• Requirements:
Repeat the lines of this data word for word.
— start Record extracts —
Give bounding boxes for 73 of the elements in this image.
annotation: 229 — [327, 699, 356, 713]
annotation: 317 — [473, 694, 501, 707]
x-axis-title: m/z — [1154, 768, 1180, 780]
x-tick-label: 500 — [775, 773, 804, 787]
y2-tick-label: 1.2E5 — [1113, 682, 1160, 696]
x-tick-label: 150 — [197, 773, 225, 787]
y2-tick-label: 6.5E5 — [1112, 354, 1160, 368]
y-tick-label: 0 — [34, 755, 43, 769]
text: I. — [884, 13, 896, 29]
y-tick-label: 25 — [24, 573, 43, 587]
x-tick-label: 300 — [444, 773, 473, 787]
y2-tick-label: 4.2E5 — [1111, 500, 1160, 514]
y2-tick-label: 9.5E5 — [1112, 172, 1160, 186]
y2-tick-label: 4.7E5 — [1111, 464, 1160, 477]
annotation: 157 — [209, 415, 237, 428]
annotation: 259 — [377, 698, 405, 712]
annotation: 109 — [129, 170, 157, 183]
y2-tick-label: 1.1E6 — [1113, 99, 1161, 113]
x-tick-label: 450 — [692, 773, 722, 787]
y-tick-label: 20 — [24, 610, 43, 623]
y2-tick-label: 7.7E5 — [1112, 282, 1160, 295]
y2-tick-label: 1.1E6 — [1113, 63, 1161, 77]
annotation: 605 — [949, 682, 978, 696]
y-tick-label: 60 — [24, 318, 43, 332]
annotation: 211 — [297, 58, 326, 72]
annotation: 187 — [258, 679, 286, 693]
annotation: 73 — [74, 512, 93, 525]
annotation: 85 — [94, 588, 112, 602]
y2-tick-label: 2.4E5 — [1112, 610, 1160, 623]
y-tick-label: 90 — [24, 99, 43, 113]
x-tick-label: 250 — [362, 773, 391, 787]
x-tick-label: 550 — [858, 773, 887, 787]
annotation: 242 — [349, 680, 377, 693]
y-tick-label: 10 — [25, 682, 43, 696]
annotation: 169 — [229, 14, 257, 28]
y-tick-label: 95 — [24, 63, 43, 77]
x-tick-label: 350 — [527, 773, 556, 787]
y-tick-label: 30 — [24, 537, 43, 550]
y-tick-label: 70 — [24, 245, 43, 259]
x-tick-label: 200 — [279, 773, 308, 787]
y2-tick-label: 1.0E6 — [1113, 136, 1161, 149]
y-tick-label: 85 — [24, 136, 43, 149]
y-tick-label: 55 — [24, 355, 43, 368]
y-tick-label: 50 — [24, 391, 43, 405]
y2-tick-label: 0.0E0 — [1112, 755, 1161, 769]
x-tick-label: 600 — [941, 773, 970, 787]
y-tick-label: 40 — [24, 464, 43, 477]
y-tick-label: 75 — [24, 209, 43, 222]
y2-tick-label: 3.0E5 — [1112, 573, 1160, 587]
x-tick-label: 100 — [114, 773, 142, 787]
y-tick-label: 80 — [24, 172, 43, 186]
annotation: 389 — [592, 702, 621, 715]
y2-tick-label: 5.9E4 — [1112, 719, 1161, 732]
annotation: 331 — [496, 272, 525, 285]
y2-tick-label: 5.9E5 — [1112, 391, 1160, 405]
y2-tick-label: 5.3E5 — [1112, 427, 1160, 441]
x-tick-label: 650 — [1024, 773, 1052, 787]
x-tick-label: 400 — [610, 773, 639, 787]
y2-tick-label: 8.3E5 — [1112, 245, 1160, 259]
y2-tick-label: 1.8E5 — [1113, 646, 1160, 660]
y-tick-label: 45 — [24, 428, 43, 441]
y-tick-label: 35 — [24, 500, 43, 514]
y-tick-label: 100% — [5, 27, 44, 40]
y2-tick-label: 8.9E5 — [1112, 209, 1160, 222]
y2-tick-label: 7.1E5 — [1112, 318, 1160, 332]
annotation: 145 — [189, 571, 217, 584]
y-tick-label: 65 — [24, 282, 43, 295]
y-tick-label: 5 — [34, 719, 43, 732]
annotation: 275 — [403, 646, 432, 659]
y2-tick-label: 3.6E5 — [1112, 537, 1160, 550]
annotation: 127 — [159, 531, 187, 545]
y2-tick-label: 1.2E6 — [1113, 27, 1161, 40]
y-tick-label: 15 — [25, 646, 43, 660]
— end Record extracts —
• Full output:
Give bounding boxes for 73 of the elements in this image.
annotation: 229 — [327, 699, 356, 713]
annotation: 317 — [473, 694, 501, 707]
x-axis-title: m/z — [1154, 768, 1180, 780]
x-tick-label: 500 — [775, 773, 804, 787]
y2-tick-label: 1.2E5 — [1113, 682, 1160, 696]
x-tick-label: 150 — [197, 773, 225, 787]
y2-tick-label: 6.5E5 — [1112, 354, 1160, 368]
y-tick-label: 0 — [34, 755, 43, 769]
text: I. — [884, 13, 896, 29]
y-tick-label: 25 — [24, 573, 43, 587]
x-tick-label: 300 — [444, 773, 473, 787]
y2-tick-label: 4.2E5 — [1111, 500, 1160, 514]
y2-tick-label: 9.5E5 — [1112, 172, 1160, 186]
y2-tick-label: 4.7E5 — [1111, 464, 1160, 477]
annotation: 157 — [209, 415, 237, 428]
annotation: 259 — [377, 698, 405, 712]
annotation: 109 — [129, 170, 157, 183]
y2-tick-label: 1.1E6 — [1113, 99, 1161, 113]
x-tick-label: 450 — [692, 773, 722, 787]
y-tick-label: 20 — [24, 610, 43, 623]
y2-tick-label: 7.7E5 — [1112, 282, 1160, 295]
y2-tick-label: 1.1E6 — [1113, 63, 1161, 77]
annotation: 605 — [949, 682, 978, 696]
y-tick-label: 60 — [24, 318, 43, 332]
annotation: 211 — [297, 58, 326, 72]
annotation: 187 — [258, 679, 286, 693]
annotation: 73 — [74, 512, 93, 525]
annotation: 85 — [94, 588, 112, 602]
y2-tick-label: 2.4E5 — [1112, 610, 1160, 623]
y-tick-label: 90 — [24, 99, 43, 113]
x-tick-label: 250 — [362, 773, 391, 787]
x-tick-label: 550 — [858, 773, 887, 787]
annotation: 242 — [349, 680, 377, 693]
y-tick-label: 10 — [25, 682, 43, 696]
annotation: 169 — [229, 14, 257, 28]
y-tick-label: 95 — [24, 63, 43, 77]
x-tick-label: 350 — [527, 773, 556, 787]
y-tick-label: 30 — [24, 537, 43, 550]
y-tick-label: 70 — [24, 245, 43, 259]
x-tick-label: 200 — [279, 773, 308, 787]
y2-tick-label: 1.0E6 — [1113, 136, 1161, 149]
y-tick-label: 85 — [24, 136, 43, 149]
y-tick-label: 55 — [24, 355, 43, 368]
y-tick-label: 50 — [24, 391, 43, 405]
y2-tick-label: 0.0E0 — [1112, 755, 1161, 769]
x-tick-label: 600 — [941, 773, 970, 787]
y-tick-label: 40 — [24, 464, 43, 477]
y-tick-label: 75 — [24, 209, 43, 222]
y2-tick-label: 3.0E5 — [1112, 573, 1160, 587]
x-tick-label: 100 — [114, 773, 142, 787]
y-tick-label: 80 — [24, 172, 43, 186]
annotation: 389 — [592, 702, 621, 715]
y2-tick-label: 5.9E4 — [1112, 719, 1161, 732]
annotation: 331 — [496, 272, 525, 285]
y2-tick-label: 5.9E5 — [1112, 391, 1160, 405]
y2-tick-label: 5.3E5 — [1112, 427, 1160, 441]
x-tick-label: 650 — [1024, 773, 1052, 787]
x-tick-label: 400 — [610, 773, 639, 787]
y2-tick-label: 8.3E5 — [1112, 245, 1160, 259]
y2-tick-label: 1.8E5 — [1113, 646, 1160, 660]
y-tick-label: 45 — [24, 428, 43, 441]
y-tick-label: 35 — [24, 500, 43, 514]
y-tick-label: 100% — [5, 27, 44, 40]
y2-tick-label: 8.9E5 — [1112, 209, 1160, 222]
y2-tick-label: 7.1E5 — [1112, 318, 1160, 332]
annotation: 145 — [189, 571, 217, 584]
y-tick-label: 65 — [24, 282, 43, 295]
y-tick-label: 5 — [34, 719, 43, 732]
annotation: 275 — [403, 646, 432, 659]
y2-tick-label: 3.6E5 — [1112, 537, 1160, 550]
annotation: 127 — [159, 531, 187, 545]
y2-tick-label: 1.2E6 — [1113, 27, 1161, 40]
y-tick-label: 15 — [25, 646, 43, 660]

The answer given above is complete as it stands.